> _Recorded data_:
□ □ □
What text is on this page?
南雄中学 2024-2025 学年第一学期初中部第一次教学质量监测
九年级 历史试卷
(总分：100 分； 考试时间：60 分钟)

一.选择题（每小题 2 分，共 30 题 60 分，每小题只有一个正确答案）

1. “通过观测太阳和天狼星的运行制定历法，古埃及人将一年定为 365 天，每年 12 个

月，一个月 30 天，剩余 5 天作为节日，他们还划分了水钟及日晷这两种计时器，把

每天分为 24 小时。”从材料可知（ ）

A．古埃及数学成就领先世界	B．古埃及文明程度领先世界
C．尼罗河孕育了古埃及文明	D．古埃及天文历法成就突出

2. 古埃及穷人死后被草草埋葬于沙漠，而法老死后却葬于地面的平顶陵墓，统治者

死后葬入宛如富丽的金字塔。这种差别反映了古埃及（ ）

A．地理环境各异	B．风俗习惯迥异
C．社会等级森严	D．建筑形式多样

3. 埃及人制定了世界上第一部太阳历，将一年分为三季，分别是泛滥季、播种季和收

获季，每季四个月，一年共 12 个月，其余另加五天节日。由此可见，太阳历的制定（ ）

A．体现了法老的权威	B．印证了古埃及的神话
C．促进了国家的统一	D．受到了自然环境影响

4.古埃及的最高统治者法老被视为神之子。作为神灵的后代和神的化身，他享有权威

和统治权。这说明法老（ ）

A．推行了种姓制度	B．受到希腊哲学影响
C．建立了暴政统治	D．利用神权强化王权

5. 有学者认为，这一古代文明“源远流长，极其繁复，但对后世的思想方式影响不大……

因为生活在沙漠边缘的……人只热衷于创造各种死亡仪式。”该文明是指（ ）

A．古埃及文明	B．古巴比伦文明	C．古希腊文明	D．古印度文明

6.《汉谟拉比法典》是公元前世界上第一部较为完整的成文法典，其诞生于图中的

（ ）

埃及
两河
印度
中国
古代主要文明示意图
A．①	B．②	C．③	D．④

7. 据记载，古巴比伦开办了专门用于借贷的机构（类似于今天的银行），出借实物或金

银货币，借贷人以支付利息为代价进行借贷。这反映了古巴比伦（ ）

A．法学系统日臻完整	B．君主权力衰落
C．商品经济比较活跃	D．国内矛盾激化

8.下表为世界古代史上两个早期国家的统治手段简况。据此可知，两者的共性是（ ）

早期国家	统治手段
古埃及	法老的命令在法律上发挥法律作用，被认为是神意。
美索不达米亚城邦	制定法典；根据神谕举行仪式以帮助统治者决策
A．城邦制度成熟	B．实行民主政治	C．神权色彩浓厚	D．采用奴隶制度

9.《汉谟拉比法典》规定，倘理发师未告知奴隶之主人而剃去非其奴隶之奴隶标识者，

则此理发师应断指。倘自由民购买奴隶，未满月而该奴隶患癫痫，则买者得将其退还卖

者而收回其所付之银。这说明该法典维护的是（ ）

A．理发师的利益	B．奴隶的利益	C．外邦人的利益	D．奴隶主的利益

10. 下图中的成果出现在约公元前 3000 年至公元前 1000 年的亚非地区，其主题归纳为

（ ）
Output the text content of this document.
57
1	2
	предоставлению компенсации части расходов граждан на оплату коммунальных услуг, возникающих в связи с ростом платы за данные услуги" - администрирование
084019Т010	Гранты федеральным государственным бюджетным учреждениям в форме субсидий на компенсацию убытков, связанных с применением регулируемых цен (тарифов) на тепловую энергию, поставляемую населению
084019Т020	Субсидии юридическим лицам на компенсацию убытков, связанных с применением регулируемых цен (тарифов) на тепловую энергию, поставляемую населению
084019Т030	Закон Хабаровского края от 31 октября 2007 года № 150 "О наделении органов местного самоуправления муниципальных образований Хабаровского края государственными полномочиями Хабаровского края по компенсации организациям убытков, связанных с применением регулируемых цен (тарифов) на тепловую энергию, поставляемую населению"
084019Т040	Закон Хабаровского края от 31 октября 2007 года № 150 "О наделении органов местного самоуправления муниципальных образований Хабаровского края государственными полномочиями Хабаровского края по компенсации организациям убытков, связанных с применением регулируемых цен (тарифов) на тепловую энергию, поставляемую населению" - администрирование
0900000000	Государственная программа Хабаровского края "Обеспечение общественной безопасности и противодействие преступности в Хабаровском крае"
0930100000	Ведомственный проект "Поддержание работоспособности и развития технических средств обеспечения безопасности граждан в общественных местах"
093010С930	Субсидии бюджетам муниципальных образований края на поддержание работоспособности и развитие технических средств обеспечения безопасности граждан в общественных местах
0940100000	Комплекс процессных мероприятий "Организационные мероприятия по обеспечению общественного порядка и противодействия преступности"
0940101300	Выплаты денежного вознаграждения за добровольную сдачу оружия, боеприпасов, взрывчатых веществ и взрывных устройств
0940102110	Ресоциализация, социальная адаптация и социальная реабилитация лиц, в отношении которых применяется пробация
□ □ □
> _Exercise prompt_: Copy every line verbatim.

> _Written solution_:
What text is on this page?
南雄中学 2024-2025 学年第一学期初中部第一次教学质量监测
九年级 历史试卷
(总分：100 分； 考试时间：60 分钟)

一.选择题（每小题 2 分，共 30 题 60 分，每小题只有一个正确答案）

1. “通过观测太阳和天狼星的运行制定历法，古埃及人将一年定为 365 天，每年 12 个

月，一个月 30 天，剩余 5 天作为节日，他们还划分了水钟及日晷这两种计时器，把

每天分为 24 小时。”从材料可知（ ）

A．古埃及数学成就领先世界	B．古埃及文明程度领先世界
C．尼罗河孕育了古埃及文明	D．古埃及天文历法成就突出

2. 古埃及穷人死后被草草埋葬于沙漠，而法老死后却葬于地面的平顶陵墓，统治者

死后葬入宛如富丽的金字塔。这种差别反映了古埃及（ ）

A．地理环境各异	B．风俗习惯迥异
C．社会等级森严	D．建筑形式多样

3. 埃及人制定了世界上第一部太阳历，将一年分为三季，分别是泛滥季、播种季和收

获季，每季四个月，一年共 12 个月，其余另加五天节日。由此可见，太阳历的制定（ ）

A．体现了法老的权威	B．印证了古埃及的神话
C．促进了国家的统一	D．受到了自然环境影响

4.古埃及的最高统治者法老被视为神之子。作为神灵的后代和神的化身，他享有权威

和统治权。这说明法老（ ）

A．推行了种姓制度	B．受到希腊哲学影响
C．建立了暴政统治	D．利用神权强化王权

5. 有学者认为，这一古代文明“源远流长，极其繁复，但对后世的思想方式影响不大……

因为生活在沙漠边缘的……人只热衷于创造各种死亡仪式。”该文明是指（ ）

A．古埃及文明	B．古巴比伦文明	C．古希腊文明	D．古印度文明

6.《汉谟拉比法典》是公元前世界上第一部较为完整的成文法典，其诞生于图中的

（ ）

埃及
两河
印度
中国
古代主要文明示意图
A．①	B．②	C．③	D．④

7. 据记载，古巴比伦开办了专门用于借贷的机构（类似于今天的银行），出借实物或金

银货币，借贷人以支付利息为代价进行借贷。这反映了古巴比伦（ ）

A．法学系统日臻完整	B．君主权力衰落
C．商品经济比较活跃	D．国内矛盾激化

8.下表为世界古代史上两个早期国家的统治手段简况。据此可知，两者的共性是（ ）

早期国家	统治手段
古埃及	法老的命令在法律上发挥法律作用，被认为是神意。
美索不达米亚城邦	制定法典；根据神谕举行仪式以帮助统治者决策
A．城邦制度成熟	B．实行民主政治	C．神权色彩浓厚	D．采用奴隶制度

9.《汉谟拉比法典》规定，倘理发师未告知奴隶之主人而剃去非其奴隶之奴隶标识者，

则此理发师应断指。倘自由民购买奴隶，未满月而该奴隶患癫痫，则买者得将其退还卖

者而收回其所付之银。这说明该法典维护的是（ ）

A．理发师的利益	B．奴隶的利益	C．外邦人的利益	D．奴隶主的利益

10. 下图中的成果出现在约公元前 3000 年至公元前 1000 年的亚非地区，其主题归纳为

（ ）
Output the text content of this document.
57
1	2
	предоставлению компенсации части расходов граждан на оплату коммунальных услуг, возникающих в связи с ростом платы за данные услуги" - администрирование
084019Т010	Гранты федеральным государственным бюджетным учреждениям в форме субсидий на компенсацию убытков, связанных с применением регулируемых цен (тарифов) на тепловую энергию, поставляемую населению
084019Т020	Субсидии юридическим лицам на компенсацию убытков, связанных с применением регулируемых цен (тарифов) на тепловую энергию, поставляемую населению
084019Т030	Закон Хабаровского края от 31 октября 2007 года № 150 "О наделении органов местного самоуправления муниципальных образований Хабаровского края государственными полномочиями Хабаровского края по компенсации организациям убытков, связанных с применением регулируемых цен (тарифов) на тепловую энергию, поставляемую населению"
084019Т040	Закон Хабаровского края от 31 октября 2007 года № 150 "О наделении органов местного самоуправления муниципальных образований Хабаровского края государственными полномочиями Хабаровского края по компенсации организациям убытков, связанных с применением регулируемых цен (тарифов) на тепловую энергию, поставляемую населению" - администрирование
0900000000	Государственная программа Хабаровского края "Обеспечение общественной безопасности и противодействие преступности в Хабаровском крае"
0930100000	Ведомственный проект "Поддержание работоспособности и развития технических средств обеспечения безопасности граждан в общественных местах"
093010С930	Субсидии бюджетам муниципальных образований края на поддержание работоспособности и развитие технических средств обеспечения безопасности граждан в общественных местах
0940100000	Комплекс процессных мероприятий "Организационные мероприятия по обеспечению общественного порядка и противодействия преступности"
0940101300	Выплаты денежного вознаграждения за добровольную сдачу оружия, боеприпасов, взрывчатых веществ и взрывных устройств
0940102110	Ресоциализация, социальная адаптация и социальная реабилитация лиц, в отношении которых применяется пробация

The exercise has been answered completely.